[Stated goal]
Of the lines in this material, how many contain "Stausee"? Answer with a single number only.

[Data lines]
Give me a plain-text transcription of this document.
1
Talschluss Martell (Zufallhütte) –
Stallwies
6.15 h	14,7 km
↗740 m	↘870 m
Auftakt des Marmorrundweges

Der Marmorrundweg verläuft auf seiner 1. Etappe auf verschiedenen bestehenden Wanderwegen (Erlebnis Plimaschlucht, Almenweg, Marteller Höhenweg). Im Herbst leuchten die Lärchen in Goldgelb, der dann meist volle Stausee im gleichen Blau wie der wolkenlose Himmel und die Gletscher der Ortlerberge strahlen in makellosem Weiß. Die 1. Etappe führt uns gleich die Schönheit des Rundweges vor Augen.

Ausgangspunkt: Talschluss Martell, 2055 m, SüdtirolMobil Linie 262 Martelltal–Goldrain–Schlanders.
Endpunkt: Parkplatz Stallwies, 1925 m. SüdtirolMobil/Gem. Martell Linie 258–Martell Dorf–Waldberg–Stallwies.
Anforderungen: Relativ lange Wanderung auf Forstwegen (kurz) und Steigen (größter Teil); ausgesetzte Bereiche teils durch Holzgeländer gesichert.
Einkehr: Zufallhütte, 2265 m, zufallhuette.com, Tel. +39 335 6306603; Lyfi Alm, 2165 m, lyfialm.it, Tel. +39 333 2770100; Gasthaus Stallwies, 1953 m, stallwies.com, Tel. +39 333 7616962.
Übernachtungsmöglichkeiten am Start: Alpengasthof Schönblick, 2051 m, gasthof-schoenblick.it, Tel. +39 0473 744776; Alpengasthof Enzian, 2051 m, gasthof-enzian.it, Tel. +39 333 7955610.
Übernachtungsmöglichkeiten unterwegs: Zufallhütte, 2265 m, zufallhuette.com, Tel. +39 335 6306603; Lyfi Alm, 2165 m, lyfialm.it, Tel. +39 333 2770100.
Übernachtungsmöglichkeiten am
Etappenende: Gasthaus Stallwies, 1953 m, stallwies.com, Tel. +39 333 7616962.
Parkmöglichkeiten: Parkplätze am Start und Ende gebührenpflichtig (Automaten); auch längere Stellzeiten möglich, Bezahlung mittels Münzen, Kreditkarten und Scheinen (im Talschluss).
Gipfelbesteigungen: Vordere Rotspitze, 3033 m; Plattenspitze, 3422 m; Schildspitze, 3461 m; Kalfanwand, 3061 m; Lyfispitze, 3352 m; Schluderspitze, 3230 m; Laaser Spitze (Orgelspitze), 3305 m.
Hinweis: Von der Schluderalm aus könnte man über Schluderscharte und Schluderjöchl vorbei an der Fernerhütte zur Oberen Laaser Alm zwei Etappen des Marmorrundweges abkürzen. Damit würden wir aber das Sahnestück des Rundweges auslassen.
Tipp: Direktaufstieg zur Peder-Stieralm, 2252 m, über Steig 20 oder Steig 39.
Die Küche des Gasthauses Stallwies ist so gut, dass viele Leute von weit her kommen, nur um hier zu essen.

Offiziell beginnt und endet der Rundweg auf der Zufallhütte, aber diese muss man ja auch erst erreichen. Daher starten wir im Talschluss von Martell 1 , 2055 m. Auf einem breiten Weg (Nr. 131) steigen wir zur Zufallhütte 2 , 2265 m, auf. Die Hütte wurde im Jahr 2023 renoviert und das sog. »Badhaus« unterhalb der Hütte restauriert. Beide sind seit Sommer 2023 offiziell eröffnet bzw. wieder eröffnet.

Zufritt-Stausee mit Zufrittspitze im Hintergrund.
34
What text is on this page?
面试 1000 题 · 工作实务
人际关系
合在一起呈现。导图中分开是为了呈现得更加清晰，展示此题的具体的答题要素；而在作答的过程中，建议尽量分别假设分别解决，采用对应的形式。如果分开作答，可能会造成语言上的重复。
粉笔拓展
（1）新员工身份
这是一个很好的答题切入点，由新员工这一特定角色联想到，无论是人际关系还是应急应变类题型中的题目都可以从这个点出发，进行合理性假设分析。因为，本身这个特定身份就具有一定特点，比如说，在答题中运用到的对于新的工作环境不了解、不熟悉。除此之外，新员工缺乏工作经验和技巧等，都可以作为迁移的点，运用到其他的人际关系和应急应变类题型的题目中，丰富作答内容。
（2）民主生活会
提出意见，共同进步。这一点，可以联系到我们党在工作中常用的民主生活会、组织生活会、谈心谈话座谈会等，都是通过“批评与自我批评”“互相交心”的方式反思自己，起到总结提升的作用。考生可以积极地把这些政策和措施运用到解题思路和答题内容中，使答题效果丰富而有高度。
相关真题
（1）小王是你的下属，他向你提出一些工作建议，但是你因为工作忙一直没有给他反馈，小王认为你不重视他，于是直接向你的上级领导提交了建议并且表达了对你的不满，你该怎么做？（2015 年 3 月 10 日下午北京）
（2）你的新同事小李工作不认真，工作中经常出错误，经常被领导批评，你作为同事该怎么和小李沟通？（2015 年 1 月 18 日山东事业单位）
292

--

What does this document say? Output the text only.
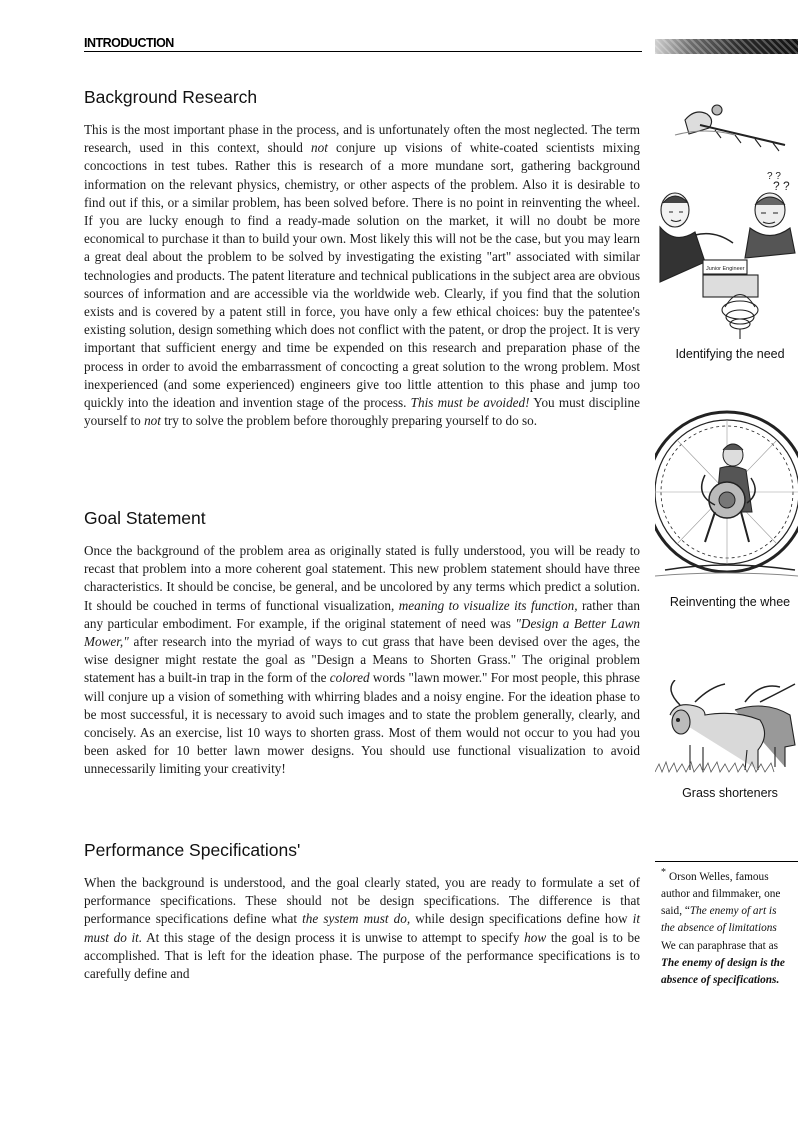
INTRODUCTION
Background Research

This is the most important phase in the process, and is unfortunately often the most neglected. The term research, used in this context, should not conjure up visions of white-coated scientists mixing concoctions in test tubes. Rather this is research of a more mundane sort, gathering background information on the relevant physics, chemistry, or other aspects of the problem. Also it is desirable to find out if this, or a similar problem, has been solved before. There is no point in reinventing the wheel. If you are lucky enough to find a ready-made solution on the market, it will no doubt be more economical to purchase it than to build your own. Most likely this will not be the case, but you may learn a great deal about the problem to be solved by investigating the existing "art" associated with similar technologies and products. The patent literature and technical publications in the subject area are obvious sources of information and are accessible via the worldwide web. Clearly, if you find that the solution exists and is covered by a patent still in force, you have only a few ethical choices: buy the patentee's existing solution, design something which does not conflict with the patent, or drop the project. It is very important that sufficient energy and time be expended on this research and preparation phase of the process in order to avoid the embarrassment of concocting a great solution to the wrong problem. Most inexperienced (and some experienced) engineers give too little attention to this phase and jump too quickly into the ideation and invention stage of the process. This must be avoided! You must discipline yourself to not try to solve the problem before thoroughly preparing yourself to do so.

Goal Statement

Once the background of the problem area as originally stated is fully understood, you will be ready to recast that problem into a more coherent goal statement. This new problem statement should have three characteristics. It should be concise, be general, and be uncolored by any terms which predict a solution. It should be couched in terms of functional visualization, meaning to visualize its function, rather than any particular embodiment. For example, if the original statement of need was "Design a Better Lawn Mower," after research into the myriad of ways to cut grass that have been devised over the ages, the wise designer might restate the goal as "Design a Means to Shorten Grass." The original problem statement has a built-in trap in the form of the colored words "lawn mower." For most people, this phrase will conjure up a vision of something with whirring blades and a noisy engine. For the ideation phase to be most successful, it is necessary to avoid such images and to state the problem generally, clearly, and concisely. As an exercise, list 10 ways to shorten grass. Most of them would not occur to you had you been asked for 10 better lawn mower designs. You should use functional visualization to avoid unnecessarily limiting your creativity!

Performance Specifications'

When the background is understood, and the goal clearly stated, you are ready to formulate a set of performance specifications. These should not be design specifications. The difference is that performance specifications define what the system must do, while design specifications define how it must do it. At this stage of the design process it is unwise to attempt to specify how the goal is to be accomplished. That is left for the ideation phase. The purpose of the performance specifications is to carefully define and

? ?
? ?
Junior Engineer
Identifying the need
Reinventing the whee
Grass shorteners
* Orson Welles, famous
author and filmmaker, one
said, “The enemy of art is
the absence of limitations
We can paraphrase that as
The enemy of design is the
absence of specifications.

[Answer to this exercise]
2